Word for word, repeat the lines of the records from the one containing "OCR this image." through the last line, both included.
★ ★ ★ ★ ★
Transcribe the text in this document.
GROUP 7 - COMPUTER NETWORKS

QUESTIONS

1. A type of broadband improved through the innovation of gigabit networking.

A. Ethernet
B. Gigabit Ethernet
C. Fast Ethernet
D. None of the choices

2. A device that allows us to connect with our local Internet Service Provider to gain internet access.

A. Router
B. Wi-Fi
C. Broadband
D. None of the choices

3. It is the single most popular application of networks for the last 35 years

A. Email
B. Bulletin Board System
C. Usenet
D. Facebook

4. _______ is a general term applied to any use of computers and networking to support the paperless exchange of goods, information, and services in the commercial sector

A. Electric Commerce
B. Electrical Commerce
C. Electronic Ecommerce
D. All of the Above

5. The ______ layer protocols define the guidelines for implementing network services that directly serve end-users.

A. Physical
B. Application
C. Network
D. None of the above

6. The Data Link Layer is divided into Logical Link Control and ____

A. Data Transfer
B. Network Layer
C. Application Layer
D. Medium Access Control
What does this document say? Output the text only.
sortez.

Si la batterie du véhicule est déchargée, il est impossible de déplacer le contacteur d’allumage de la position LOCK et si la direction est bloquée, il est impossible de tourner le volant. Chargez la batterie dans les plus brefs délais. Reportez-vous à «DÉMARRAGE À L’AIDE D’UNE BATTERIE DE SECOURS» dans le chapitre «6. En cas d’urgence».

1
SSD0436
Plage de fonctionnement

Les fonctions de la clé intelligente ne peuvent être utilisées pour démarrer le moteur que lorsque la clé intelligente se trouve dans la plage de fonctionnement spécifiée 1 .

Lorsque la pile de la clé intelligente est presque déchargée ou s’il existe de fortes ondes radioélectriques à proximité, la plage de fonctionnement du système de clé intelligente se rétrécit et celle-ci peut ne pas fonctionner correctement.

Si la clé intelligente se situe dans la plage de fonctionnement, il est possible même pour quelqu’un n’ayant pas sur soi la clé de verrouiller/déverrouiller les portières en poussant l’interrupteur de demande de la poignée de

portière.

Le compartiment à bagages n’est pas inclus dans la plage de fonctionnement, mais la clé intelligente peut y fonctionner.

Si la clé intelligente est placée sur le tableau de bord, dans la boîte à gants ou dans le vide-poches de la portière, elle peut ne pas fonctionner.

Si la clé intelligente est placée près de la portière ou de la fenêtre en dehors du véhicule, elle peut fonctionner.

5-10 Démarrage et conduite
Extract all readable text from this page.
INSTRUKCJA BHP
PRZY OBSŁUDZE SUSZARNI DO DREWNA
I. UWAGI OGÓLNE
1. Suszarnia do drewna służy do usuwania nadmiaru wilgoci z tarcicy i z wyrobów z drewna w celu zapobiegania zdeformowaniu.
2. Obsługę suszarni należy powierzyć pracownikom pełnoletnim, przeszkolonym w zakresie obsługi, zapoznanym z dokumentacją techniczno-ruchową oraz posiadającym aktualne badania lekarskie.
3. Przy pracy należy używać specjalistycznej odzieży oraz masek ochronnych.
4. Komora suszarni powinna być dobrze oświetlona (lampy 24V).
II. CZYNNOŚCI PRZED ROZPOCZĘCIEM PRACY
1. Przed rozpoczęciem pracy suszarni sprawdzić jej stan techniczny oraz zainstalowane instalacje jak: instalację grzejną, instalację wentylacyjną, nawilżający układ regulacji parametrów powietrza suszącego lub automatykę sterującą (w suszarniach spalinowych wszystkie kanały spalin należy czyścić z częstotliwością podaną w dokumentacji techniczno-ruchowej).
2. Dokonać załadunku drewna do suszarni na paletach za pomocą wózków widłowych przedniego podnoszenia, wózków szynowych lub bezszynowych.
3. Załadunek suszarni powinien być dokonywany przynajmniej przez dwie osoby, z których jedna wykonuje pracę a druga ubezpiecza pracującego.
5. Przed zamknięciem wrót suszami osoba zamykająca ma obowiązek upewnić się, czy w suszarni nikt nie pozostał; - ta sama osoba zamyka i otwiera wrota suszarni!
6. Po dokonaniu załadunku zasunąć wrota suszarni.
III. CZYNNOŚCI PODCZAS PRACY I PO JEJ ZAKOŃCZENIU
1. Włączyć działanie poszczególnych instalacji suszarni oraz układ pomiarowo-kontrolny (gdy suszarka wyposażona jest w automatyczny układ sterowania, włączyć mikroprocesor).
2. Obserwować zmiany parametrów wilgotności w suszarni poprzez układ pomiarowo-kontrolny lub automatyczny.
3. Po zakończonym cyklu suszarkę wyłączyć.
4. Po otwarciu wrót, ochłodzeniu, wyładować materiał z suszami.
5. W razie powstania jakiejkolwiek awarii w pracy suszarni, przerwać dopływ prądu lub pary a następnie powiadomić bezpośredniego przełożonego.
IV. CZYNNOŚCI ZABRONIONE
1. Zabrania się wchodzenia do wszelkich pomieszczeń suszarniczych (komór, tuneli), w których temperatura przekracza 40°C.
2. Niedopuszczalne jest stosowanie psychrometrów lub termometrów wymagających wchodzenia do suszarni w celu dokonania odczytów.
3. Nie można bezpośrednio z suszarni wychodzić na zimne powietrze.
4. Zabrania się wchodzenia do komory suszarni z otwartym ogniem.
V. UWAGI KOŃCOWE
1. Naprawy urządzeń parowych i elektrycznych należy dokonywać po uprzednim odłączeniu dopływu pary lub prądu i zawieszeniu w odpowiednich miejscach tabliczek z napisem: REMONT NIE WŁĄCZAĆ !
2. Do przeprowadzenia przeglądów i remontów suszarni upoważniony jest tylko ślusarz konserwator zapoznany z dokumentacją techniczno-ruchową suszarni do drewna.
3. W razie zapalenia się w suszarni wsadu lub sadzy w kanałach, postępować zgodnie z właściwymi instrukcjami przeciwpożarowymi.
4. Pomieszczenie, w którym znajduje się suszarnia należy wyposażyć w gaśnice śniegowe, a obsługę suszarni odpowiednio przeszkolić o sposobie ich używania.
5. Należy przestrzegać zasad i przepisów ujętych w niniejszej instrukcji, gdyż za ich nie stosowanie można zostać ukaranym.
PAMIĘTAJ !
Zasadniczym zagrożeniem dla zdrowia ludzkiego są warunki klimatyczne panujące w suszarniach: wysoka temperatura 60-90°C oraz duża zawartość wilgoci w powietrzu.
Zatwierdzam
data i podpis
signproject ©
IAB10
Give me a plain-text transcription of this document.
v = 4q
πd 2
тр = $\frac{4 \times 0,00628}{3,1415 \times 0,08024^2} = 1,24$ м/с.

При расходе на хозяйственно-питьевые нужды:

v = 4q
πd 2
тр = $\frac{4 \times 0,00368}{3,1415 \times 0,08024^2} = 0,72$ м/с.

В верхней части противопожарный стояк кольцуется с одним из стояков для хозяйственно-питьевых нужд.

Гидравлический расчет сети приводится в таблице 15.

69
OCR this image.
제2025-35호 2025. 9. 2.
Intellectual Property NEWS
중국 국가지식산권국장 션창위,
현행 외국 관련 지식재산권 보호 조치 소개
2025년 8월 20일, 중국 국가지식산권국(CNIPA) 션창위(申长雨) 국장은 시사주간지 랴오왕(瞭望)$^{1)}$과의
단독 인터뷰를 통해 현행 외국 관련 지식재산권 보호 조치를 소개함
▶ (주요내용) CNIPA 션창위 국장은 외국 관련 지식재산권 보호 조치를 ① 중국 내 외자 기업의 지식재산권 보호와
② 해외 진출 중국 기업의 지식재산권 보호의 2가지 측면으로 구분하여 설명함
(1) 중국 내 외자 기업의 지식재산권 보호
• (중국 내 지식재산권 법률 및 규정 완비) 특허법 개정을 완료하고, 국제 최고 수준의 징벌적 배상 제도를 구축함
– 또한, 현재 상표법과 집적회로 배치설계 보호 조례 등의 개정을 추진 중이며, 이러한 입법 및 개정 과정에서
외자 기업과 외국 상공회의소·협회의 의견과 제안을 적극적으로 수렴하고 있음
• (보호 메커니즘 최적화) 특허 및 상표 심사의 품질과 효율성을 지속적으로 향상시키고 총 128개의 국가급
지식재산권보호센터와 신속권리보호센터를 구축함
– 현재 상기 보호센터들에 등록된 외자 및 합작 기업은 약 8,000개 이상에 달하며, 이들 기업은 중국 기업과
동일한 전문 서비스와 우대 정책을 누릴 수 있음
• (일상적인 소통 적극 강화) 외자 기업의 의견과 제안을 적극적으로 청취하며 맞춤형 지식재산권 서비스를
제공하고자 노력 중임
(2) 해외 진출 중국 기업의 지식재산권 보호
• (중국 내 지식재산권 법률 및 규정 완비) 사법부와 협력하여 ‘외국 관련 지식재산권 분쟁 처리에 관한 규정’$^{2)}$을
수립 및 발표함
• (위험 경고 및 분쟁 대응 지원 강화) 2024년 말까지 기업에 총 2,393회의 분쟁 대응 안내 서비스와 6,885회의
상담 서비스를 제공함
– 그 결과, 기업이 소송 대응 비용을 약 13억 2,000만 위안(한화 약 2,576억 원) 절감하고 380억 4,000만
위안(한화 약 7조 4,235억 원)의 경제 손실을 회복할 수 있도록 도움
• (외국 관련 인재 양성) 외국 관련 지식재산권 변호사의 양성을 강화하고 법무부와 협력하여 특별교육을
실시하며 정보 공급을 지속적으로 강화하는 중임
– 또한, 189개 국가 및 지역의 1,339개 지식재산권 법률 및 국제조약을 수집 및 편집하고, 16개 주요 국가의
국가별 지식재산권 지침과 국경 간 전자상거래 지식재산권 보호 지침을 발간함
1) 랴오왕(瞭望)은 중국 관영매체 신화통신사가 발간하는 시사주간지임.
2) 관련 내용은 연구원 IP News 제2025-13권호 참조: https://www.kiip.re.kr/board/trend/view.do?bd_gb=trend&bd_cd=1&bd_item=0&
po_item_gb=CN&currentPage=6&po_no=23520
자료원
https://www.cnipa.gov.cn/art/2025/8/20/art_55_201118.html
★ ★ ★ ★ ★
▶ [RESPONSE TO THIS EXERCISE]:
OCR this image.
제2025-35호 2025. 9. 2.
Intellectual Property NEWS
중국 국가지식산권국장 션창위,
현행 외국 관련 지식재산권 보호 조치 소개
2025년 8월 20일, 중국 국가지식산권국(CNIPA) 션창위(申长雨) 국장은 시사주간지 랴오왕(瞭望)$^{1)}$과의
단독 인터뷰를 통해 현행 외국 관련 지식재산권 보호 조치를 소개함
▶ (주요내용) CNIPA 션창위 국장은 외국 관련 지식재산권 보호 조치를 ① 중국 내 외자 기업의 지식재산권 보호와
② 해외 진출 중국 기업의 지식재산권 보호의 2가지 측면으로 구분하여 설명함
(1) 중국 내 외자 기업의 지식재산권 보호
• (중국 내 지식재산권 법률 및 규정 완비) 특허법 개정을 완료하고, 국제 최고 수준의 징벌적 배상 제도를 구축함
– 또한, 현재 상표법과 집적회로 배치설계 보호 조례 등의 개정을 추진 중이며, 이러한 입법 및 개정 과정에서
외자 기업과 외국 상공회의소·협회의 의견과 제안을 적극적으로 수렴하고 있음
• (보호 메커니즘 최적화) 특허 및 상표 심사의 품질과 효율성을 지속적으로 향상시키고 총 128개의 국가급
지식재산권보호센터와 신속권리보호센터를 구축함
– 현재 상기 보호센터들에 등록된 외자 및 합작 기업은 약 8,000개 이상에 달하며, 이들 기업은 중국 기업과
동일한 전문 서비스와 우대 정책을 누릴 수 있음
• (일상적인 소통 적극 강화) 외자 기업의 의견과 제안을 적극적으로 청취하며 맞춤형 지식재산권 서비스를
제공하고자 노력 중임
(2) 해외 진출 중국 기업의 지식재산권 보호
• (중국 내 지식재산권 법률 및 규정 완비) 사법부와 협력하여 ‘외국 관련 지식재산권 분쟁 처리에 관한 규정’$^{2)}$을
수립 및 발표함
• (위험 경고 및 분쟁 대응 지원 강화) 2024년 말까지 기업에 총 2,393회의 분쟁 대응 안내 서비스와 6,885회의
상담 서비스를 제공함
– 그 결과, 기업이 소송 대응 비용을 약 13억 2,000만 위안(한화 약 2,576억 원) 절감하고 380억 4,000만
위안(한화 약 7조 4,235억 원)의 경제 손실을 회복할 수 있도록 도움
• (외국 관련 인재 양성) 외국 관련 지식재산권 변호사의 양성을 강화하고 법무부와 협력하여 특별교육을
실시하며 정보 공급을 지속적으로 강화하는 중임
– 또한, 189개 국가 및 지역의 1,339개 지식재산권 법률 및 국제조약을 수집 및 편집하고, 16개 주요 국가의
국가별 지식재산권 지침과 국경 간 전자상거래 지식재산권 보호 지침을 발간함
1) 랴오왕(瞭望)은 중국 관영매체 신화통신사가 발간하는 시사주간지임.
2) 관련 내용은 연구원 IP News 제2025-13권호 참조: https://www.kiip.re.kr/board/trend/view.do?bd_gb=trend&bd_cd=1&bd_item=0&
po_item_gb=CN&currentPage=6&po_no=23520
자료원
https://www.cnipa.gov.cn/art/2025/8/20/art_55_201118.html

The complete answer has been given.